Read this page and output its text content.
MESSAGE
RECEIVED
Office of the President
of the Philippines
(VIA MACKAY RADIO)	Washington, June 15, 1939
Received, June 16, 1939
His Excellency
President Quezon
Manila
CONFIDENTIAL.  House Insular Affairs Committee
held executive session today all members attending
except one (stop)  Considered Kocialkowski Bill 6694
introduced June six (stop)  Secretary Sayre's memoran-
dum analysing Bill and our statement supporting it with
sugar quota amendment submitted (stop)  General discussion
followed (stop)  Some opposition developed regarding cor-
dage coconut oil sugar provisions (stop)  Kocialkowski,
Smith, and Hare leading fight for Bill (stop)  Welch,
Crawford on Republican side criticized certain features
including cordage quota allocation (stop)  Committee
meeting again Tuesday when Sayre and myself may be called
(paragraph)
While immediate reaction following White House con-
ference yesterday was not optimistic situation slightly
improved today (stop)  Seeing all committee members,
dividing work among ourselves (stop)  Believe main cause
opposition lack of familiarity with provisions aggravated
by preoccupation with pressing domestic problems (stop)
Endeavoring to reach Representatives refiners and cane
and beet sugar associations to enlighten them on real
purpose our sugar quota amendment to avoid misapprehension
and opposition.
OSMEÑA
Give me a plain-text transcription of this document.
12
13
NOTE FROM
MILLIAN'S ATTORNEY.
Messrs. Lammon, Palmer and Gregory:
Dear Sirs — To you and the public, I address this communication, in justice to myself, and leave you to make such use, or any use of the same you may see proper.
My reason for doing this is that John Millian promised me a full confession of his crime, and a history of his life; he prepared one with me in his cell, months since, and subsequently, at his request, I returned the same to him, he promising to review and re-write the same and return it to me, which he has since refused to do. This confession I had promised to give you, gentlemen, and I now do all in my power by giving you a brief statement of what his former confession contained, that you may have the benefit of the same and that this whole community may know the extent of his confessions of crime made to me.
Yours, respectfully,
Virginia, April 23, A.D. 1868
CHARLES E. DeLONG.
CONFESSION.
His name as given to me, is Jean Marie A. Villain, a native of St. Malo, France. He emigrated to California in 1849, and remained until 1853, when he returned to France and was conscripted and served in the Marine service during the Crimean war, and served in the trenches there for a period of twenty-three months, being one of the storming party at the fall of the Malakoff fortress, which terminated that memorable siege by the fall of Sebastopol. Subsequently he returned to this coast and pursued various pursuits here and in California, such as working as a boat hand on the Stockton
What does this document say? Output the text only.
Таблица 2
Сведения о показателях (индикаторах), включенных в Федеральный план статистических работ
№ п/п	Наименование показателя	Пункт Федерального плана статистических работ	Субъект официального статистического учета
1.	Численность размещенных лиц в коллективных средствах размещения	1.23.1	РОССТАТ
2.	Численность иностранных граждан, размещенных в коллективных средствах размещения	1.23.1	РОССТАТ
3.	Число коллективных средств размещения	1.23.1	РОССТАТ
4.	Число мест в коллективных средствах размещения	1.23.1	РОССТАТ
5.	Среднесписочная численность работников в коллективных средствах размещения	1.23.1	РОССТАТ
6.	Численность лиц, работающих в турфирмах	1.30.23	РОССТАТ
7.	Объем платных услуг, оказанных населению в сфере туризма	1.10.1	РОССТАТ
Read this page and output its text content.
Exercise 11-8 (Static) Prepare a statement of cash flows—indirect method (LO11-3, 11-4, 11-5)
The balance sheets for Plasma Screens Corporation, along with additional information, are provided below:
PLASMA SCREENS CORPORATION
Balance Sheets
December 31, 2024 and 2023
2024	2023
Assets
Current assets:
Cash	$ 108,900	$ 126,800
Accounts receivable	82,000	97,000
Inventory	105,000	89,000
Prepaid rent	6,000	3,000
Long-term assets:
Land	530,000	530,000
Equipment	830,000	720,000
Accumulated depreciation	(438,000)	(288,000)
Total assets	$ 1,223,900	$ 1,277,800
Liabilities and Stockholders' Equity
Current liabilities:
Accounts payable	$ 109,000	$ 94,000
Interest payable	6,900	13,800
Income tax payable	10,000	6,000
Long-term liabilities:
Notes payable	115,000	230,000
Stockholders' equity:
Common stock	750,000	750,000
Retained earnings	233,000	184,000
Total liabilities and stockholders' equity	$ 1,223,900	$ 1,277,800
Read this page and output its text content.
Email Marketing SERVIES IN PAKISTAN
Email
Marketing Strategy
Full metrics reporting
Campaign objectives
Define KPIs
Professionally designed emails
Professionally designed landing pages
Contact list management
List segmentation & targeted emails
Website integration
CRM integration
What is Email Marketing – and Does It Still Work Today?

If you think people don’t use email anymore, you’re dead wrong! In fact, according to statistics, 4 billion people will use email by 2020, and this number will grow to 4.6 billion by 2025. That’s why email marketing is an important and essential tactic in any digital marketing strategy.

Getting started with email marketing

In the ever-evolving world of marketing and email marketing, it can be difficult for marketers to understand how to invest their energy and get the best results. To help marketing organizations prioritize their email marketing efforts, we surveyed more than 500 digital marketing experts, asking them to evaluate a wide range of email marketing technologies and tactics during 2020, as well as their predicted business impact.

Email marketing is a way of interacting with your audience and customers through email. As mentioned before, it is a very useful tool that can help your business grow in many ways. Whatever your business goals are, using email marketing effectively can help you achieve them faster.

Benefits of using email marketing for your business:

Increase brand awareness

◆ ◆ ◆ ◆ ◆

* **GOAL**
Return the number of lines that include the word "quota", and nothing else.

* **RESULT OF THE TASK**
3